-- BEGIN Data to use --

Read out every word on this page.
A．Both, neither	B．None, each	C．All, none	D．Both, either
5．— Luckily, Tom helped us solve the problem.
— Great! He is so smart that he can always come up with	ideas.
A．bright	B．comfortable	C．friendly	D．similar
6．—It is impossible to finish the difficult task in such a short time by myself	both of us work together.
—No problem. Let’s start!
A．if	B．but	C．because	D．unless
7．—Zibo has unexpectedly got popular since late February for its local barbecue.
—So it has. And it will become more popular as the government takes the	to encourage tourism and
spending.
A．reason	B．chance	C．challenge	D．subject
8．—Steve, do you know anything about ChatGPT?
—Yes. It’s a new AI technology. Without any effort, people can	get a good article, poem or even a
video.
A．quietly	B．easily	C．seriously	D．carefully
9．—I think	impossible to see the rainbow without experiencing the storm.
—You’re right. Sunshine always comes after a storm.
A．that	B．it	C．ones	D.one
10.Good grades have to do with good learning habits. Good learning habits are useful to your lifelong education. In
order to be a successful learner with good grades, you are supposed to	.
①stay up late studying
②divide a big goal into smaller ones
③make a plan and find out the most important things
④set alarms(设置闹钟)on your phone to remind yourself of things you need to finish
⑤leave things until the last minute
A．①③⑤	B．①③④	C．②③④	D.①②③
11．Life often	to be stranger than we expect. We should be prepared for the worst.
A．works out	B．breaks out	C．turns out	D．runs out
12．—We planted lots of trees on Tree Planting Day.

-- END Data to use --

■ Exercise ■
Find every line in the records above that contains the word "things", and copy each one.

■ Response ■
③make a plan and find out the most important things
④set alarms(设置闹钟)on your phone to remind yourself of things you need to finish
⑤leave things until the last minute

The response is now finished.